### [Entries supplied]

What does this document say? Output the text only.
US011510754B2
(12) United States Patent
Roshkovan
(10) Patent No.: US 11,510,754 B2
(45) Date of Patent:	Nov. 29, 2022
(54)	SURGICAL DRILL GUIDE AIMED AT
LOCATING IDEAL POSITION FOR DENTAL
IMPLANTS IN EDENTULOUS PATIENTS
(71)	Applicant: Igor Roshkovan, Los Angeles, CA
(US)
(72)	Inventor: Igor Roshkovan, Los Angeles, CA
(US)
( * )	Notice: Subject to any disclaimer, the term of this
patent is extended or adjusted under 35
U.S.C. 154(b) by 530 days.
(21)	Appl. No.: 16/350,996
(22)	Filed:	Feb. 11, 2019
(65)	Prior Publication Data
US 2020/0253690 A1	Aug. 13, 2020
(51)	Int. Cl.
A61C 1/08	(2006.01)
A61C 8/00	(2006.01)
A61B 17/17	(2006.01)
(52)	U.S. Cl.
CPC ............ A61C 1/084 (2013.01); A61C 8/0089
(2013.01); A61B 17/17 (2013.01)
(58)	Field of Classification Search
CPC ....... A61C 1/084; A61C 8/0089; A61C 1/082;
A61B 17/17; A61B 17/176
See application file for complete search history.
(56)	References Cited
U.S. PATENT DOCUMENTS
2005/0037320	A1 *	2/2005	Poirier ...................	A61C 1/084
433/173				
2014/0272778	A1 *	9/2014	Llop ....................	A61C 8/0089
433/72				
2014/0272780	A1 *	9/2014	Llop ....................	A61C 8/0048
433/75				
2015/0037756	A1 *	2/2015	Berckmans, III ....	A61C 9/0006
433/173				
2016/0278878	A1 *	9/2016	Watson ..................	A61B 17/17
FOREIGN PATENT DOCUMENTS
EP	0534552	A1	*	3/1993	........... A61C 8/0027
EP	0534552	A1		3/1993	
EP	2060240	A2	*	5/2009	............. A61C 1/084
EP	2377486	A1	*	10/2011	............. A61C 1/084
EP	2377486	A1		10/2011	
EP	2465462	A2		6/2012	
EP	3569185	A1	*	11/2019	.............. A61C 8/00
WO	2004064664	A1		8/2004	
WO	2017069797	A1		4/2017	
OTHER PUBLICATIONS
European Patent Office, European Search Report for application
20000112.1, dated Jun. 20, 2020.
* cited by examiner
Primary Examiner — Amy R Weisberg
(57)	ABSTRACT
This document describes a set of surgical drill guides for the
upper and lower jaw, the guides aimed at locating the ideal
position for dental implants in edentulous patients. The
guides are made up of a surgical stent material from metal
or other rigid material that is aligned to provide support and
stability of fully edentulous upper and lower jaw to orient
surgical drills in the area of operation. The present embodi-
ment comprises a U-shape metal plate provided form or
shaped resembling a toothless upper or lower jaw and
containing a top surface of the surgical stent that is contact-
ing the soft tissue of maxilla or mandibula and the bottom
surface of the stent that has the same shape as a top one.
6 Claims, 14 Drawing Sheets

### [Exercise aim]
Search the data for the word "DOCUMENTS" and copy each line where it appears.

### [Exercise result]
U.S. PATENT DOCUMENTS
FOREIGN PATENT DOCUMENTS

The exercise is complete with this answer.